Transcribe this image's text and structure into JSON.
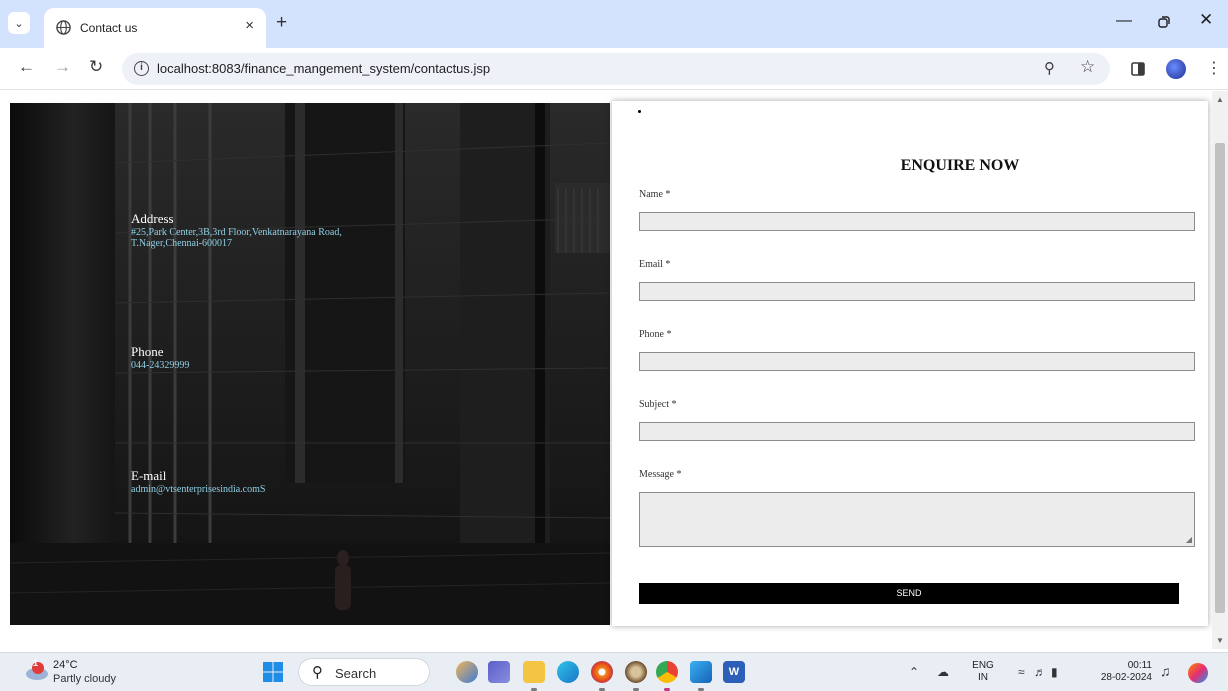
{
  "browser": {
    "tab_title": "Contact us",
    "tab_close": "×",
    "new_tab": "+",
    "url": "localhost:8083/finance_mangement_system/contactus.jsp",
    "icons": [
      "chevron-down-icon",
      "globe-icon",
      "close-icon",
      "plus-icon",
      "minimize-icon",
      "restore-icon",
      "back-icon",
      "forward-icon",
      "reload-icon",
      "info-icon",
      "zoom-icon",
      "star-icon",
      "side-panel-icon",
      "avatar",
      "more-icon"
    ]
  },
  "contact": {
    "address_label": "Address",
    "address_line1": "#25,Park Center,3B,3rd Floor,Venkatnarayana Road,",
    "address_line2": "T.Nager,Chennai-600017",
    "phone_label": "Phone",
    "phone_value": "044-24329999",
    "email_label": "E-mail",
    "email_value": "admin@vtsenterprisesindia.comS"
  },
  "form": {
    "title": "ENQUIRE NOW",
    "fields": [
      {
        "label": "Name *",
        "value": ""
      },
      {
        "label": "Email *",
        "value": ""
      },
      {
        "label": "Phone *",
        "value": ""
      },
      {
        "label": "Subject *",
        "value": ""
      },
      {
        "label": "Message *",
        "value": ""
      }
    ],
    "submit_label": "SEND"
  },
  "taskbar": {
    "weather_temp": "24°C",
    "weather_desc": "Partly cloudy",
    "weather_badge": "1",
    "search_label": "Search",
    "lang_top": "ENG",
    "lang_bottom": "IN",
    "time": "00:11",
    "date": "28-02-2024"
  },
  "colors": {
    "tabstrip": "#d3e3fd",
    "contact_value": "#8fd0e6",
    "send_button": "#000000"
  }
}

* _Task prompt_: Repeat the lines above exactly, and keep every picture out.

* _Written reply_:
Transcribe this image's text and structure into JSON.
{
  "browser": {
    "tab_title": "Contact us",
    "tab_close": "×",
    "new_tab": "+",
    "url": "localhost:8083/finance_mangement_system/contactus.jsp",
    "icons": [
      "chevron-down-icon",
      "globe-icon",
      "close-icon",
      "plus-icon",
      "minimize-icon",
      "restore-icon",
      "back-icon",
      "forward-icon",
      "reload-icon",
      "info-icon",
      "zoom-icon",
      "star-icon",
      "side-panel-icon",
      "avatar",
      "more-icon"
    ]
  },
  "contact": {
    "address_label": "Address",
    "address_line1": "#25,Park Center,3B,3rd Floor,Venkatnarayana Road,",
    "address_line2": "T.Nager,Chennai-600017",
    "phone_label": "Phone",
    "phone_value": "044-24329999",
    "email_label": "E-mail",
    "email_value": "admin@vtsenterprisesindia.comS"
  },
  "form": {
    "title": "ENQUIRE NOW",
    "fields": [
      {
        "label": "Name *",
        "value": ""
      },
      {
        "label": "Email *",
        "value": ""
      },
      {
        "label": "Phone *",
        "value": ""
      },
      {
        "label": "Subject *",
        "value": ""
      },
      {
        "label": "Message *",
        "value": ""
      }
    ],
    "submit_label": "SEND"
  },
  "taskbar": {
    "weather_temp": "24°C",
    "weather_desc": "Partly cloudy",
    "weather_badge": "1",
    "search_label": "Search",
    "lang_top": "ENG",
    "lang_bottom": "IN",
    "time": "00:11",
    "date": "28-02-2024"
  },
  "colors": {
    "tabstrip": "#d3e3fd",
    "contact_value": "#8fd0e6",
    "send_button": "#000000"
  }
}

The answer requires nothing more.